**SOURCE RECORDS:**
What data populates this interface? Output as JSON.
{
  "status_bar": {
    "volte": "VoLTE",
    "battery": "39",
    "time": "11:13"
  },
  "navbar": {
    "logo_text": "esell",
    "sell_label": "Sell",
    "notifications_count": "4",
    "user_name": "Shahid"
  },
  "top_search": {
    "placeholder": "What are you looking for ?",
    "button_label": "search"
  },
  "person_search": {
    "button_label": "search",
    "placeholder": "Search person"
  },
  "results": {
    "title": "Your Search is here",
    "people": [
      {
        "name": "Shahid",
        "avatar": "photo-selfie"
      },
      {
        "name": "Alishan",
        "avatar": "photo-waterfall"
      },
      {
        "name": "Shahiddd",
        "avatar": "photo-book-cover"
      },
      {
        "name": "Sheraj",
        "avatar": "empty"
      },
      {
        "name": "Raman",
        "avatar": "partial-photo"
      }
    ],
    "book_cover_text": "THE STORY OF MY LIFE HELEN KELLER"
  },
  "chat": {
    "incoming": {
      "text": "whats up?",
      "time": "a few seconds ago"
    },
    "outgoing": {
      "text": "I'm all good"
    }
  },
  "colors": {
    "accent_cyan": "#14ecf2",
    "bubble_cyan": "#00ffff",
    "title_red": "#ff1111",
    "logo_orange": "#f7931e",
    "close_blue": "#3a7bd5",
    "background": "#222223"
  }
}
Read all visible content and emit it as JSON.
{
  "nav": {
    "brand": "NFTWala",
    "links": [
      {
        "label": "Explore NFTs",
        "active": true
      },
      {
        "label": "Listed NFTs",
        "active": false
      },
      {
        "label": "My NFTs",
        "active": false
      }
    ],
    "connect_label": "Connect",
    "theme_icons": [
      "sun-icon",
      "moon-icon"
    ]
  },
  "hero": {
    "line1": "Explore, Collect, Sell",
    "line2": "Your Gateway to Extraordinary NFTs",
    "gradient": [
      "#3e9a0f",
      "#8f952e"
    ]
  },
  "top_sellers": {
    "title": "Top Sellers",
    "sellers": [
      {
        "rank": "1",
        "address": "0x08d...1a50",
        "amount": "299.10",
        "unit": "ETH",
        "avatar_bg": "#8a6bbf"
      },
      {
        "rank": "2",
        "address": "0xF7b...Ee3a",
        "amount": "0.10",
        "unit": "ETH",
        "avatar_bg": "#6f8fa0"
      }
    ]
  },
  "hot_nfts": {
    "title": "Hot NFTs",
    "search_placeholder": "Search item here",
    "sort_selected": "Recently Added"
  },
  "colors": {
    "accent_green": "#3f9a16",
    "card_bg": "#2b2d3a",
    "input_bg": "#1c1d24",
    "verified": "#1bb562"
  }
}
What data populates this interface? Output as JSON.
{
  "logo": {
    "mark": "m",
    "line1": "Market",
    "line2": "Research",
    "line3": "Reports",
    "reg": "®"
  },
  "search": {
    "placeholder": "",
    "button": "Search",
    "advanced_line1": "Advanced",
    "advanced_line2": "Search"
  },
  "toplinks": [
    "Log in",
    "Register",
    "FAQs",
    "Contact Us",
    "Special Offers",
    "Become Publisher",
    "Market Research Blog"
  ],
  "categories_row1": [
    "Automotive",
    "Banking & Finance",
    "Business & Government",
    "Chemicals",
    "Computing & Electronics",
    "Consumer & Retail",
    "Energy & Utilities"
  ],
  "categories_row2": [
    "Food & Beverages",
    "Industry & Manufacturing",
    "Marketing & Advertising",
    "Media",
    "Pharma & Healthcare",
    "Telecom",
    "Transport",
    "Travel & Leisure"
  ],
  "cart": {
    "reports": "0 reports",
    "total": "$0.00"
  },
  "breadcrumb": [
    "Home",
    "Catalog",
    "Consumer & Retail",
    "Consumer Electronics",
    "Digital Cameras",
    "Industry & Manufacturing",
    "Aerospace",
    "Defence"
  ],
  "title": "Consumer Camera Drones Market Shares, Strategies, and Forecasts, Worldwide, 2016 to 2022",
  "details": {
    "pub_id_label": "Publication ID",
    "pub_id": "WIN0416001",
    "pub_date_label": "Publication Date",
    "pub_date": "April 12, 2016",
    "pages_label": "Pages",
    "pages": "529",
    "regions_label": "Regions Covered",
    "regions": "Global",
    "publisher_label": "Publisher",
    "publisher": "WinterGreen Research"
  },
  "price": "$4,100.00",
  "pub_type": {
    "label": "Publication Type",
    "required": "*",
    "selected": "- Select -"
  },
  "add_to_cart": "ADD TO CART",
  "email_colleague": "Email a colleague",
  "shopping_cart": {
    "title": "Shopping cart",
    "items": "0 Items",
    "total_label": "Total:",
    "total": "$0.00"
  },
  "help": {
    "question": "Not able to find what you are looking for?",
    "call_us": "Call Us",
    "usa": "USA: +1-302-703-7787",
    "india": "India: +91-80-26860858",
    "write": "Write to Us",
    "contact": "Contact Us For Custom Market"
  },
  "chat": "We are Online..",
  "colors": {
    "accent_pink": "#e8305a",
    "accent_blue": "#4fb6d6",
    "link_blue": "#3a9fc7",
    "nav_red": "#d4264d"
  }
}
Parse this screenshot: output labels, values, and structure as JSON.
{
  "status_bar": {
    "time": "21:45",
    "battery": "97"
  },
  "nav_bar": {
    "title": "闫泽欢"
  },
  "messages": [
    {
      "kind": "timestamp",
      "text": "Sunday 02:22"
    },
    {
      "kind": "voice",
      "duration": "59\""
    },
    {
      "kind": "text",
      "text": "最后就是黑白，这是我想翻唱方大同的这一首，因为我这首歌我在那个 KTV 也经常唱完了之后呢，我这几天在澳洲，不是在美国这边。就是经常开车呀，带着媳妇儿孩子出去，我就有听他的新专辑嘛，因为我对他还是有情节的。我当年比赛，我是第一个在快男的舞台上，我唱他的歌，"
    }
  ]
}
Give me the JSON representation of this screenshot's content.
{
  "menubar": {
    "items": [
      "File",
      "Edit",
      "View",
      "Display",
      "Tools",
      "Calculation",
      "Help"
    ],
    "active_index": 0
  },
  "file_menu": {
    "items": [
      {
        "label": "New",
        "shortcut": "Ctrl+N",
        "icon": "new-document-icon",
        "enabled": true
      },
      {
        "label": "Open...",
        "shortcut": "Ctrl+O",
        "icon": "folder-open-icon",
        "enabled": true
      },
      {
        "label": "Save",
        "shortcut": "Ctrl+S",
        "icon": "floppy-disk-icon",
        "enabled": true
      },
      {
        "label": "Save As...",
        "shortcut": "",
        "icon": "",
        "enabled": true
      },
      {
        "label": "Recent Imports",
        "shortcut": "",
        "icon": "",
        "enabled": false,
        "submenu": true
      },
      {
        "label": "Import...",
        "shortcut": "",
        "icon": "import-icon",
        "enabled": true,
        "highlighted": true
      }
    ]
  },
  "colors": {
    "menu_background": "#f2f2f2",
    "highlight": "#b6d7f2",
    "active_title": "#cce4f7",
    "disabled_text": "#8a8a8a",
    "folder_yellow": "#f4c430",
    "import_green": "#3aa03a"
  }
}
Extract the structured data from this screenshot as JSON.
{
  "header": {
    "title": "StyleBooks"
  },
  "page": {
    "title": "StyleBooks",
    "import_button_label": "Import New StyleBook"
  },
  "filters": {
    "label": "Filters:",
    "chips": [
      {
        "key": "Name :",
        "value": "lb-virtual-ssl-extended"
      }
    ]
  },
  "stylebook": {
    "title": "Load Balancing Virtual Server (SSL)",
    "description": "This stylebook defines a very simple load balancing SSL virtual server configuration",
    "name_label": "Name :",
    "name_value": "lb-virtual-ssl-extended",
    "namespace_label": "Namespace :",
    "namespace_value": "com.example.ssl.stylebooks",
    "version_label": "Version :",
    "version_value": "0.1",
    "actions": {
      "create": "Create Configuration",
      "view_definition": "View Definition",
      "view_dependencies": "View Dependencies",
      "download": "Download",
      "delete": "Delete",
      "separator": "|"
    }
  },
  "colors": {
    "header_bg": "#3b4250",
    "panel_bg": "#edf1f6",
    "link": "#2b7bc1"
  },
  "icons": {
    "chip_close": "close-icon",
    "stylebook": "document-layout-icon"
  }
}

**WHAT TO WORK ON:**
Across the preceding material, how many lines contain the word "Research"? State the number alone.

**RESPONSE:**
3